WRITTEN EXERCISE:
Reproduce every item below verbatim, keeping each on its own line.

========

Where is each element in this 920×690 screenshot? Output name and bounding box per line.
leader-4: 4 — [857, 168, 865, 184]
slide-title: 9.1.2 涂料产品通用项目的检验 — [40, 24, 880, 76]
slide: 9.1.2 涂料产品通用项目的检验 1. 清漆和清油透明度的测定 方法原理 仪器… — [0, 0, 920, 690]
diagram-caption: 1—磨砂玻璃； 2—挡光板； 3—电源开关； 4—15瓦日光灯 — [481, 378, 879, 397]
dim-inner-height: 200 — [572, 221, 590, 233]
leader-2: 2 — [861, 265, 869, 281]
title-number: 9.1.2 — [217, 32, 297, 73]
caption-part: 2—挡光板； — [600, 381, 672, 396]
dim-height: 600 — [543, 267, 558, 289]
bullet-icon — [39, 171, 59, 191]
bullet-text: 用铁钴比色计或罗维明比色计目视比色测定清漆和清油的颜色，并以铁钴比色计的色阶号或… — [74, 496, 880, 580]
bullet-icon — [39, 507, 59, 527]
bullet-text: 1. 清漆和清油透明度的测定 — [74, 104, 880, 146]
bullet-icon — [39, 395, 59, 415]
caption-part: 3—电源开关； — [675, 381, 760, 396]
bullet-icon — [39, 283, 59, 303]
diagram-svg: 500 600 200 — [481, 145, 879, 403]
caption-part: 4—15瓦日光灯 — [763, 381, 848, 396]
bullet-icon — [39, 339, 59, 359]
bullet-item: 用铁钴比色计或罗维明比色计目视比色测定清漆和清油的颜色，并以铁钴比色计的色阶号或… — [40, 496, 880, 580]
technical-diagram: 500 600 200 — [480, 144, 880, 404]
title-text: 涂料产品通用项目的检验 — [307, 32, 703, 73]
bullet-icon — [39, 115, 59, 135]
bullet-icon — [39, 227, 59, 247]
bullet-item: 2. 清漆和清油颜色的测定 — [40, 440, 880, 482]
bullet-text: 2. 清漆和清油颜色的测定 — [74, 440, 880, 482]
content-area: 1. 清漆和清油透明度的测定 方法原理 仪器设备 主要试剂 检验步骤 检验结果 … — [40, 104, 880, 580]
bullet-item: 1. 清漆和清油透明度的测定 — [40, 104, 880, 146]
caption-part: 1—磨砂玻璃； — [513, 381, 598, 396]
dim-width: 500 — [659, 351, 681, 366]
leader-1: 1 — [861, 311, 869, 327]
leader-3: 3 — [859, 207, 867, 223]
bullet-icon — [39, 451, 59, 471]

========

ANSWER FOR THE TASK:
Where is each element in this 920×690 screenshot? Output name and bounding box per line.
leader-4: 4 — [857, 168, 865, 184]
slide-title: 9.1.2 涂料产品通用项目的检验 — [40, 24, 880, 76]
slide: 9.1.2 涂料产品通用项目的检验 1. 清漆和清油透明度的测定 方法原理 仪器… — [0, 0, 920, 690]
diagram-caption: 1—磨砂玻璃； 2—挡光板； 3—电源开关； 4—15瓦日光灯 — [481, 378, 879, 397]
dim-inner-height: 200 — [572, 221, 590, 233]
leader-2: 2 — [861, 265, 869, 281]
title-number: 9.1.2 — [217, 32, 297, 73]
caption-part: 2—挡光板； — [600, 381, 672, 396]
dim-height: 600 — [543, 267, 558, 289]
bullet-icon — [39, 171, 59, 191]
bullet-text: 用铁钴比色计或罗维明比色计目视比色测定清漆和清油的颜色，并以铁钴比色计的色阶号或… — [74, 496, 880, 580]
bullet-icon — [39, 507, 59, 527]
bullet-text: 1. 清漆和清油透明度的测定 — [74, 104, 880, 146]
bullet-icon — [39, 395, 59, 415]
caption-part: 3—电源开关； — [675, 381, 760, 396]
bullet-icon — [39, 283, 59, 303]
diagram-svg: 500 600 200 — [481, 145, 879, 403]
caption-part: 4—15瓦日光灯 — [763, 381, 848, 396]
bullet-icon — [39, 339, 59, 359]
bullet-item: 用铁钴比色计或罗维明比色计目视比色测定清漆和清油的颜色，并以铁钴比色计的色阶号或… — [40, 496, 880, 580]
technical-diagram: 500 600 200 — [480, 144, 880, 404]
title-text: 涂料产品通用项目的检验 — [307, 32, 703, 73]
bullet-icon — [39, 115, 59, 135]
bullet-icon — [39, 227, 59, 247]
bullet-item: 2. 清漆和清油颜色的测定 — [40, 440, 880, 482]
bullet-text: 2. 清漆和清油颜色的测定 — [74, 440, 880, 482]
content-area: 1. 清漆和清油透明度的测定 方法原理 仪器设备 主要试剂 检验步骤 检验结果 … — [40, 104, 880, 580]
bullet-item: 1. 清漆和清油透明度的测定 — [40, 104, 880, 146]
caption-part: 1—磨砂玻璃； — [513, 381, 598, 396]
dim-width: 500 — [659, 351, 681, 366]
leader-1: 1 — [861, 311, 869, 327]
leader-3: 3 — [859, 207, 867, 223]
bullet-icon — [39, 451, 59, 471]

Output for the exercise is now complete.